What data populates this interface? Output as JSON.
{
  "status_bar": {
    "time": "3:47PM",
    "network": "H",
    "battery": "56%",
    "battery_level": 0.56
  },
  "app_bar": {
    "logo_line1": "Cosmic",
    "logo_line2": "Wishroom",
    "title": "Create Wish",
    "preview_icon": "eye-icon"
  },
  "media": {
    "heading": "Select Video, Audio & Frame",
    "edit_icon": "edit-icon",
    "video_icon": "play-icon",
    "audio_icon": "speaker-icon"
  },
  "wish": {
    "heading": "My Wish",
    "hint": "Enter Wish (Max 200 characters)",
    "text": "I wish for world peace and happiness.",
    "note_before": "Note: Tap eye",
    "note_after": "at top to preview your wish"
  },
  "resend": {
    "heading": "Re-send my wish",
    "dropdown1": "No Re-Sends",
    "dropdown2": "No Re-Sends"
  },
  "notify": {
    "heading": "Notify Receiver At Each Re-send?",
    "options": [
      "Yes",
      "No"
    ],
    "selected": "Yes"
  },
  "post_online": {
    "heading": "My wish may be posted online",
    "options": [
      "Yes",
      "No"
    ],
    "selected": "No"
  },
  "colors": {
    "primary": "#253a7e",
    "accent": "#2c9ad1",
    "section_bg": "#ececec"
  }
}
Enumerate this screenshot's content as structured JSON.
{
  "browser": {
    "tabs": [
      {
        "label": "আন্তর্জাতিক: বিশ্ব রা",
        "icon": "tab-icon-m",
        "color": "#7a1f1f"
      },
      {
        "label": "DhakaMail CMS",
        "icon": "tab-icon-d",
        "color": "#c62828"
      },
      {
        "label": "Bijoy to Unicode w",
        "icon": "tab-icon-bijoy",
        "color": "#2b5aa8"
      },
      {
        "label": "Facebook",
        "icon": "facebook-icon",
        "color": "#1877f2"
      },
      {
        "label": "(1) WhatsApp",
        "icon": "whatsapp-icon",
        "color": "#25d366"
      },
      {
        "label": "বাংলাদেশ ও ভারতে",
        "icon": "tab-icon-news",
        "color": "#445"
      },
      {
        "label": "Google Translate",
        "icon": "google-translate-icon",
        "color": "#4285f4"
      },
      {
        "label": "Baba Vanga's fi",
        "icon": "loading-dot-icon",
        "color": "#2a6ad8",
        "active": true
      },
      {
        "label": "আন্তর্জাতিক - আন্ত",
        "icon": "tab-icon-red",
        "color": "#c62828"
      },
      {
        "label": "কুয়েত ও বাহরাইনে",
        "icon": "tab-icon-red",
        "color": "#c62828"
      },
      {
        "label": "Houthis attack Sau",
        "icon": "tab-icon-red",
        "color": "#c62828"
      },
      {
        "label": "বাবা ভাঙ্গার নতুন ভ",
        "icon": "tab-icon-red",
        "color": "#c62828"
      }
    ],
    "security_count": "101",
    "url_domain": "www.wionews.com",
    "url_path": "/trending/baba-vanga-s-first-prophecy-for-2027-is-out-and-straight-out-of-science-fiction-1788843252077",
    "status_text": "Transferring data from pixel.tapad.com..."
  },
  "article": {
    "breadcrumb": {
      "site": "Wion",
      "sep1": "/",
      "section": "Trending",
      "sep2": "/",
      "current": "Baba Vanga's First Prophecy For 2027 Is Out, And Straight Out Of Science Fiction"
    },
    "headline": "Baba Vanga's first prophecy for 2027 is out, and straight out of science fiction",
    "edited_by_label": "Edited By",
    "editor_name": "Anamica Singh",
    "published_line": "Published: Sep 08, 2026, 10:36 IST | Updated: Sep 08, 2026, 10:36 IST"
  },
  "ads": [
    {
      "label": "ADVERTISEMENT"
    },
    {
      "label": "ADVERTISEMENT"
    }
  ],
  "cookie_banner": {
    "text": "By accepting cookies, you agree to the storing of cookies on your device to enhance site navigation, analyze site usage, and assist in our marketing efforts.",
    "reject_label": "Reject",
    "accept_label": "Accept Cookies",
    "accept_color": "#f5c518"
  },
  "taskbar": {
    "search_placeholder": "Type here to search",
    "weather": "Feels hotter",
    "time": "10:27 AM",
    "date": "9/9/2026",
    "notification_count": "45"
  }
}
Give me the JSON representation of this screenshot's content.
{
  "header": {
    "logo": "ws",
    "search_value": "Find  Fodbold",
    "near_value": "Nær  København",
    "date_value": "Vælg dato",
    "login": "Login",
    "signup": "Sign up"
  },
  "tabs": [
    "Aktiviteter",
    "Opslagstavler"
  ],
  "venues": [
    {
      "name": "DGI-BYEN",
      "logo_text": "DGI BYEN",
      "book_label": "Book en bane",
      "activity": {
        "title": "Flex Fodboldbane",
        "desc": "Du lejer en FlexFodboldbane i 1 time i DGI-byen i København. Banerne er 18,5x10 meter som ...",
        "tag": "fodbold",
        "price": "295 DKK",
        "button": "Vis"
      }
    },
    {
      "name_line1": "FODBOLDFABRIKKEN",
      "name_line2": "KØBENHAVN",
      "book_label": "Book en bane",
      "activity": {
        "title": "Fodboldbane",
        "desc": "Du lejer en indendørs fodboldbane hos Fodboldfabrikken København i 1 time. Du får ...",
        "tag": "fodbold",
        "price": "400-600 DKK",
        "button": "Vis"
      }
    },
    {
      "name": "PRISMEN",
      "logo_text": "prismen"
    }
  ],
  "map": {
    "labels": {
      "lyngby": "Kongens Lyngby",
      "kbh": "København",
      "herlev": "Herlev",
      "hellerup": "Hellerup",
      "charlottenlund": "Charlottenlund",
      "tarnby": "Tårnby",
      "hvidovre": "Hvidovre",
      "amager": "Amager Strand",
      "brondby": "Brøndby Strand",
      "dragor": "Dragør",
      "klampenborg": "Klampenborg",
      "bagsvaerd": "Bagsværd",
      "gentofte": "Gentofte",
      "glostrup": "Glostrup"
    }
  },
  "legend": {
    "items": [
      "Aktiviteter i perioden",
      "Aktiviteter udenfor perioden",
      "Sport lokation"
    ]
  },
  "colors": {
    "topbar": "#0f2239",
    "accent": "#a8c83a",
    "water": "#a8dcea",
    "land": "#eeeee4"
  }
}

> **Aim of the exercise**:
Report all lines of the material that contain the word "perioden".

> **Task answer**:
      "Aktiviteter i perioden",
      "Aktiviteter udenfor perioden",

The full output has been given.